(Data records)
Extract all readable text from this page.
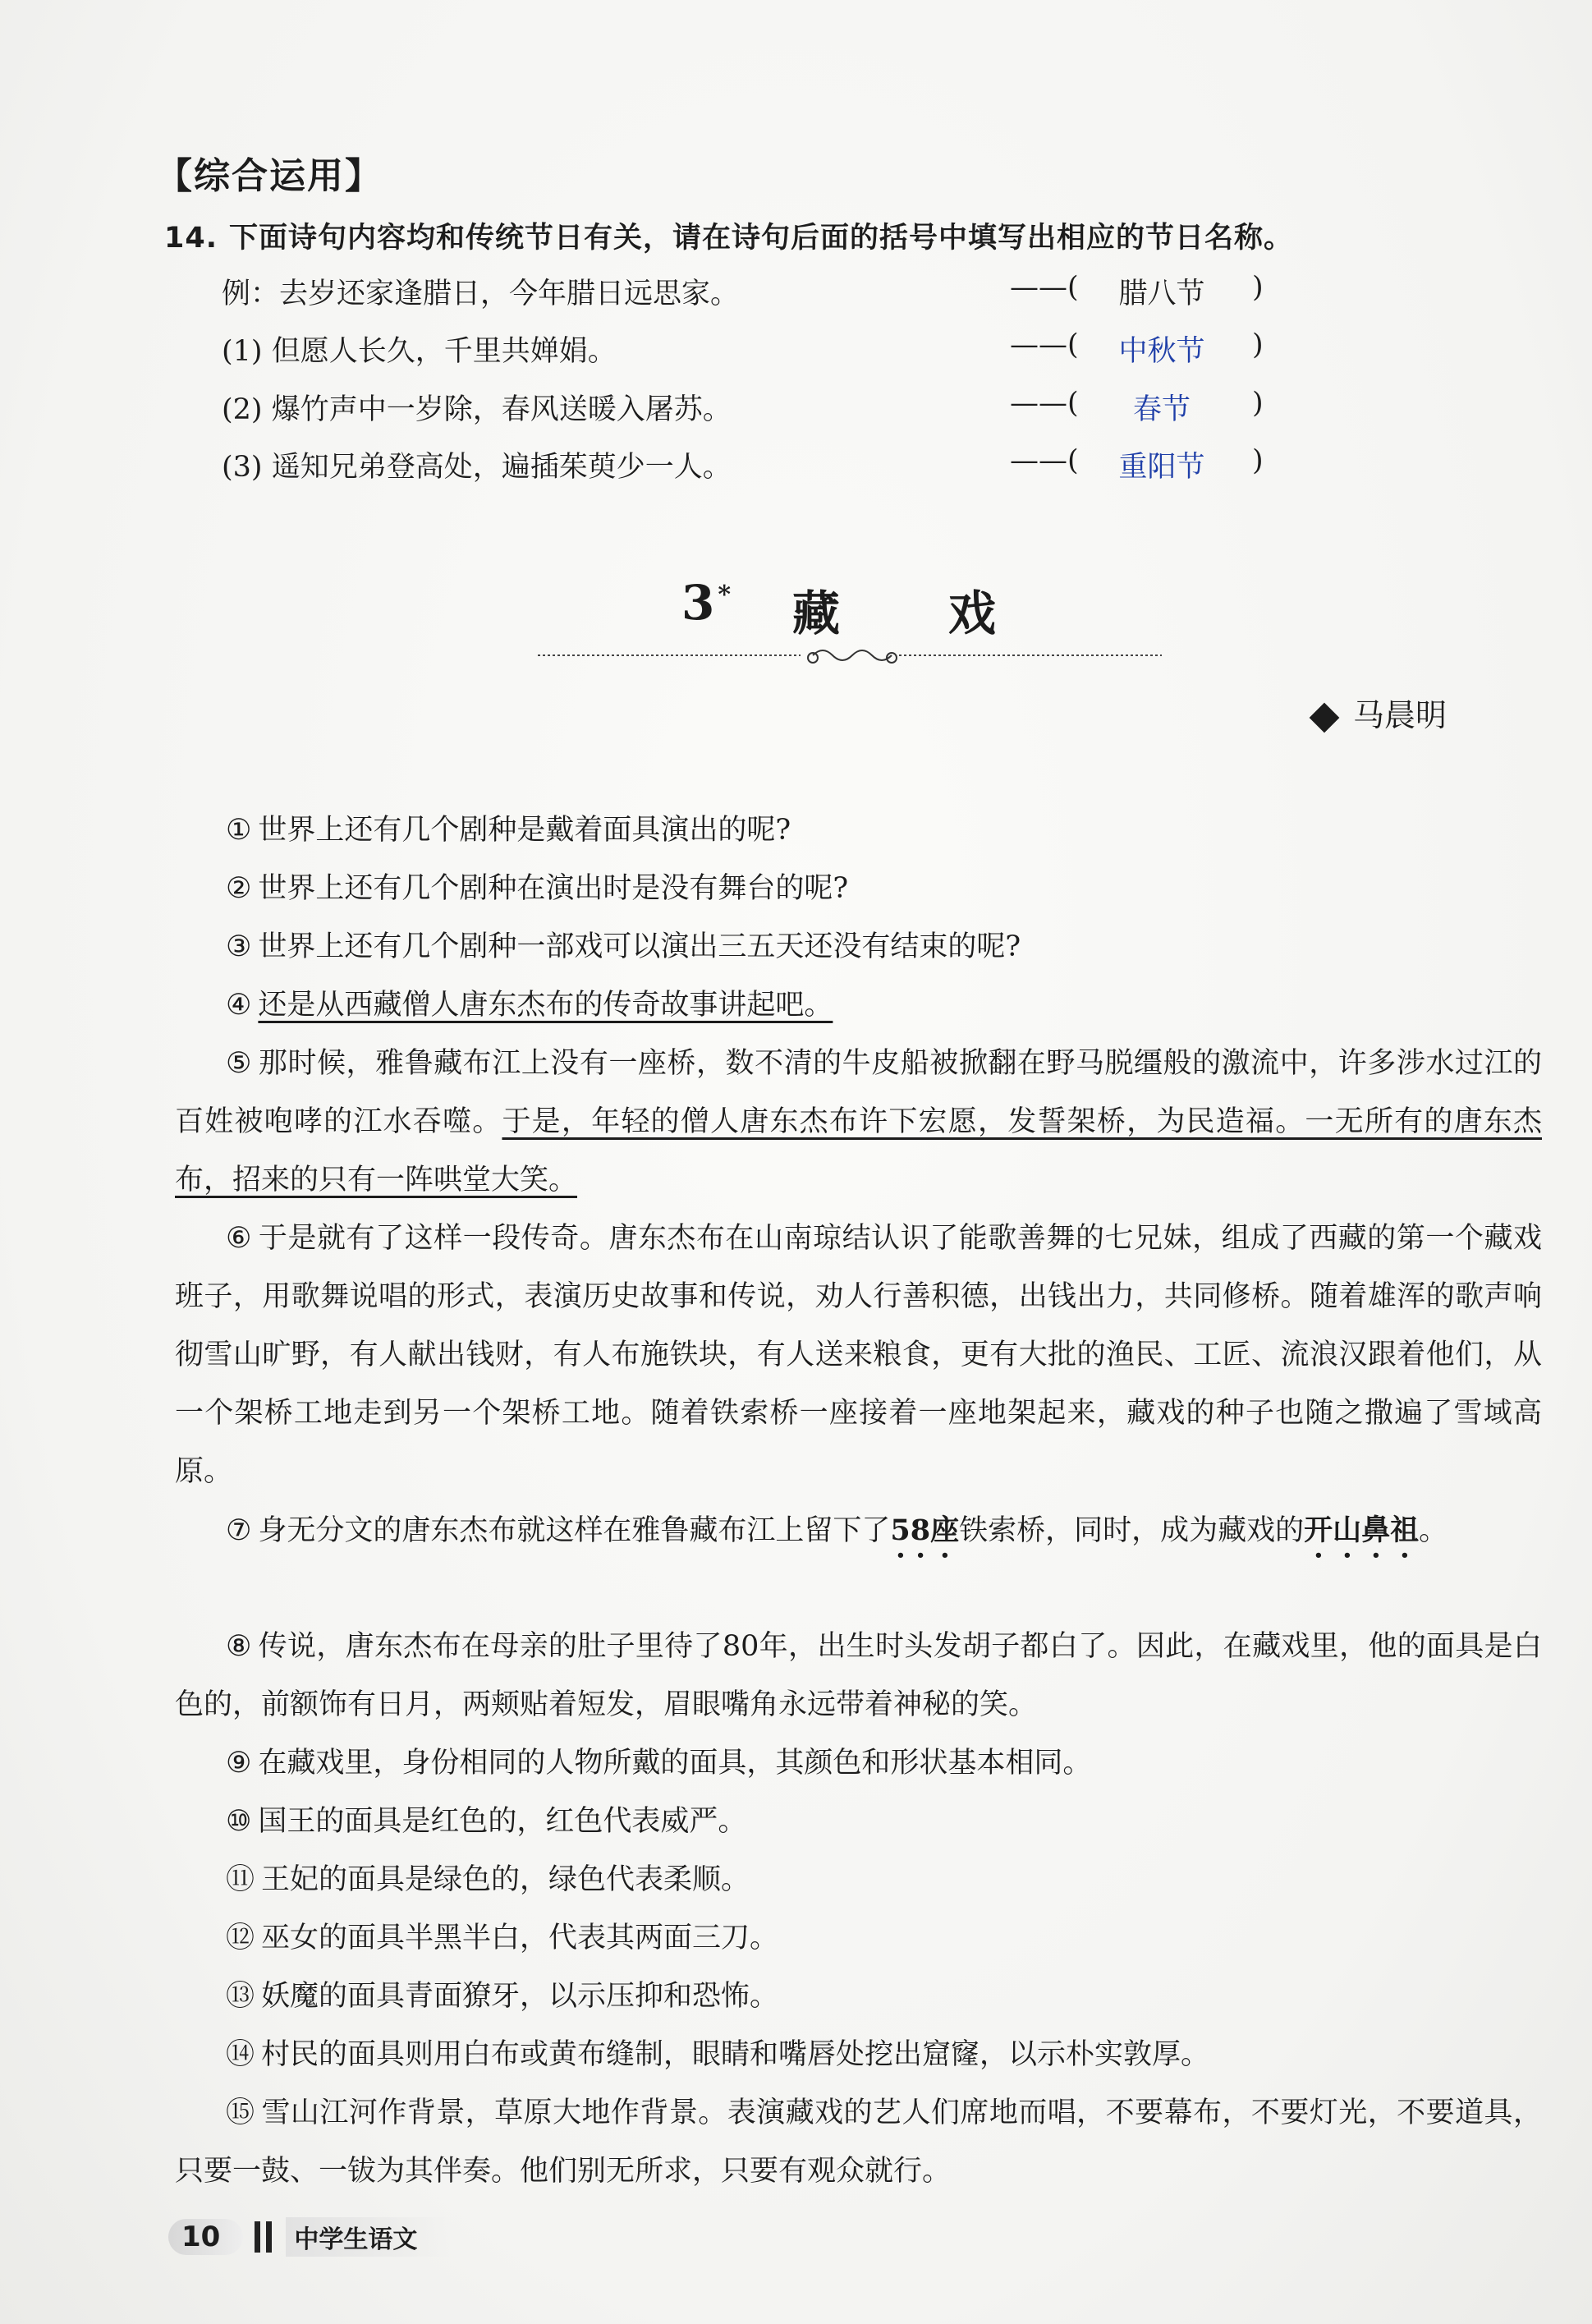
【综合运用】
14. 下面诗句内容均和传统节日有关，请在诗句后面的括号中填写出相应的节日名称。
例：去岁还家逢腊日，今年腊日远思家。	——(	腊八节	)
(1) 但愿人长久，千里共婵娟。	——(	中秋节	)
(2) 爆竹声中一岁除，春风送暖入屠苏。	——(	春节	)
(3) 遥知兄弟登高处，遍插茱萸少一人。	——(	重阳节	)
3 * 藏 戏
马晨明
① 世界上还有几个剧种是戴着面具演出的呢?
② 世界上还有几个剧种在演出时是没有舞台的呢?
③ 世界上还有几个剧种一部戏可以演出三五天还没有结束的呢?
④ 还是从西藏僧人唐东杰布的传奇故事讲起吧。
⑤ 那时候，雅鲁藏布江上没有一座桥，数不清的牛皮船被掀翻在野马脱缰般的激流中，许多涉水过江的百姓被咆哮的江水吞噬。于是，年轻的僧人唐东杰布许下宏愿，发誓架桥，为民造福。一无所有的唐东杰布，招来的只有一阵哄堂大笑。
⑥ 于是就有了这样一段传奇。唐东杰布在山南琼结认识了能歌善舞的七兄妹，组成了西藏的第一个藏戏班子，用歌舞说唱的形式，表演历史故事和传说，劝人行善积德，出钱出力，共同修桥。随着雄浑的歌声响彻雪山旷野，有人献出钱财，有人布施铁块，有人送来粮食，更有大批的渔民、工匠、流浪汉跟着他们，从一个架桥工地走到另一个架桥工地。随着铁索桥一座接着一座地架起来，藏戏的种子也随之撒遍了雪域高原。
⑦ 身无分文的唐东杰布就这样在雅鲁藏布江上留下了58座铁索桥，同时，成为藏戏的开山鼻祖。
⑧ 传说，唐东杰布在母亲的肚子里待了80年，出生时头发胡子都白了。因此，在藏戏里，他的面具是白色的，前额饰有日月，两颊贴着短发，眉眼嘴角永远带着神秘的笑。
⑨ 在藏戏里，身份相同的人物所戴的面具，其颜色和形状基本相同。
⑩ 国王的面具是红色的，红色代表威严。
⑪ 王妃的面具是绿色的，绿色代表柔顺。
⑫ 巫女的面具半黑半白，代表其两面三刀。
⑬ 妖魔的面具青面獠牙，以示压抑和恐怖。
⑭ 村民的面具则用白布或黄布缝制，眼睛和嘴唇处挖出窟窿，以示朴实敦厚。
⑮ 雪山江河作背景，草原大地作背景。表演藏戏的艺人们席地而唱，不要幕布，不要灯光，不要道具，只要一鼓、一钹为其伴奏。他们别无所求，只要有观众就行。
10	中学生语文
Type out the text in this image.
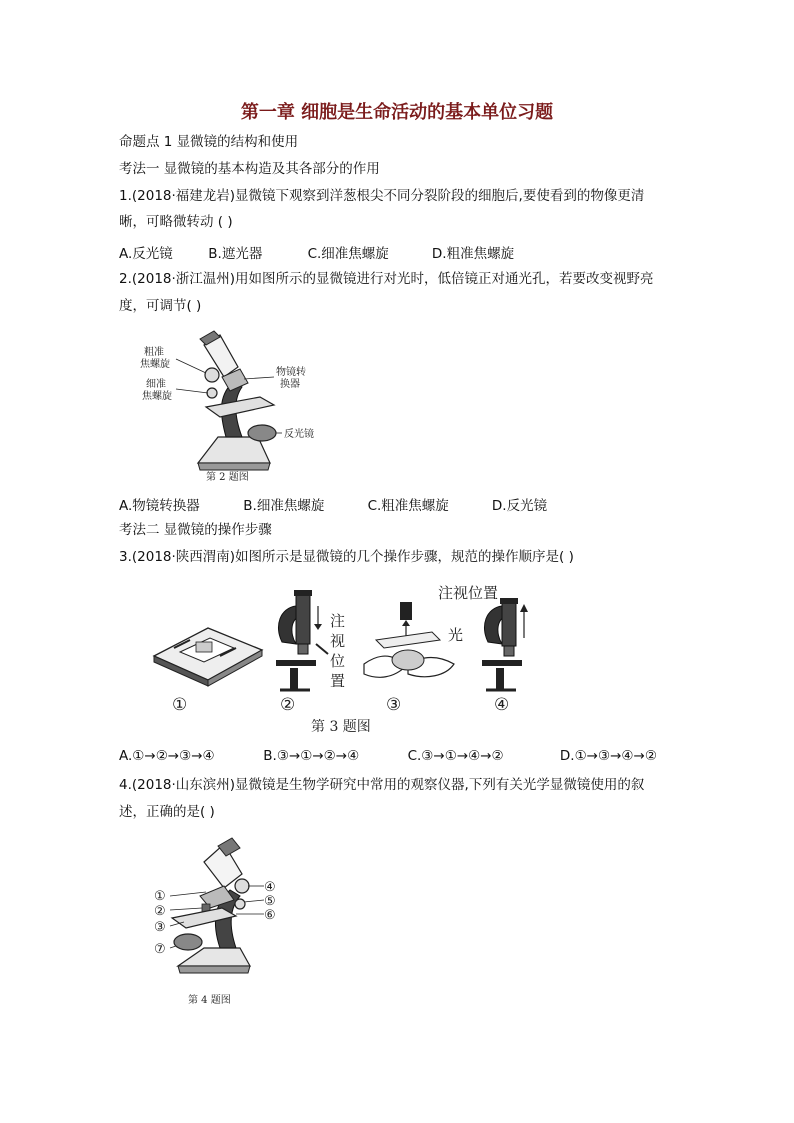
第一章 细胞是生命活动的基本单位习题
命题点 1 显微镜的结构和使用
考法一 显微镜的基本构造及其各部分的作用
1.(2018·福建龙岩)显微镜下观察到洋葱根尖不同分裂阶段的细胞后,要使看到的物像更清
晰，可略微转动 ( )
A.反光镜	B.遮光器	C.细准焦螺旋	D.粗准焦螺旋
2.(2018·浙江温州)用如图所示的显微镜进行对光时，低倍镜正对通光孔，若要改变视野亮
度，可调节( )
粗准
焦螺旋
细准
焦螺旋
物镜转
换器
反光镜
第 2 题图
A.物镜转换器	B.细准焦螺旋	C.粗准焦螺旋	D.反光镜
考法二 显微镜的操作步骤
3.(2018·陕西渭南)如图所示是显微镜的几个操作步骤，规范的操作顺序是( )
注
视
位
置
光
注视位置
①	②	③	④
第 3 题图
A.①→②→③→④	B.③→①→②→④	C.③→①→④→②	D.①→③→④→②
4.(2018·山东滨州)显微镜是生物学研究中常用的观察仪器,下列有关光学显微镜使用的叙
述，正确的是( )
①
②
③
④
⑤
⑥
⑦
第 4 题图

**TASK TO COMPLETE**
Report how many lines in the data contain the word "text", with no words besides the number.

**FINISHED ANSWER**
2